▶ _Exercise brief_
All lines in the data bearing the string "Brahmachari" should be identified and copied.

Stored items

•••

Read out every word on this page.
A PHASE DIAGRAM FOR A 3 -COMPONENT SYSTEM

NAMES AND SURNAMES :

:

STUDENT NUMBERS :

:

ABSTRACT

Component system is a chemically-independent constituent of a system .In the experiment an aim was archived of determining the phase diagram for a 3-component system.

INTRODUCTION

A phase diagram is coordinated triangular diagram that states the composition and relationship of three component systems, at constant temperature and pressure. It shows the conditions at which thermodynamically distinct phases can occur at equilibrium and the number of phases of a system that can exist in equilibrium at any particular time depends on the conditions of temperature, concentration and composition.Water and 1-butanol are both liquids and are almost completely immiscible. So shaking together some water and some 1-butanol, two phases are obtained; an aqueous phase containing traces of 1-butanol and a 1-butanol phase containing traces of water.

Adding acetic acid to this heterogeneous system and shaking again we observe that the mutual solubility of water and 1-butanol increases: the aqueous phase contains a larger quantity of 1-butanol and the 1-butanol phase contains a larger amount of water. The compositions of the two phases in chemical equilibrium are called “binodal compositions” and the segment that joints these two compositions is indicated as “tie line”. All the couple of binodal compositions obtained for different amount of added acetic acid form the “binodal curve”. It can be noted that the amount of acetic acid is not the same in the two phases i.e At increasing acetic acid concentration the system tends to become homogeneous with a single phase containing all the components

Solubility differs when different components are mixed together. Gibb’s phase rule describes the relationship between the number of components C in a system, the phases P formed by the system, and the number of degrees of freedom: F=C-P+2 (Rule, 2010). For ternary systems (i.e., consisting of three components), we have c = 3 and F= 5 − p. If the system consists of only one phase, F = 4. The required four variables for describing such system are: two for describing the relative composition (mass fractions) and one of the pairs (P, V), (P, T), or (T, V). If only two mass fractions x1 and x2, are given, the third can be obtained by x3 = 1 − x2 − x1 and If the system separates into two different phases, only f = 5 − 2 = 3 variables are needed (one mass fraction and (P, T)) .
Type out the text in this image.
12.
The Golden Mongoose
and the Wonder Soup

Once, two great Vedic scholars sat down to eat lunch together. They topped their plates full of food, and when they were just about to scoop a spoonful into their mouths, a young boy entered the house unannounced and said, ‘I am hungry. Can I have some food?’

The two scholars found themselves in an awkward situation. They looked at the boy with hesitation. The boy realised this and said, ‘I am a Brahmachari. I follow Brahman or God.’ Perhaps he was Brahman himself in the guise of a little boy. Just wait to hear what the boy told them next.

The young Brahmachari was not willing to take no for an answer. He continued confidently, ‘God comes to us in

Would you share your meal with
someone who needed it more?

•••

▶ _Full response_
The two scholars found themselves in an awkward situation. They looked at the boy with hesitation. The boy realised this and said, ‘I am a Brahmachari. I follow Brahman or God.’ Perhaps he was Brahman himself in the guise of a little boy. Just wait to hear what the boy told them next.
The young Brahmachari was not willing to take no for an answer. He continued confidently, ‘God comes to us in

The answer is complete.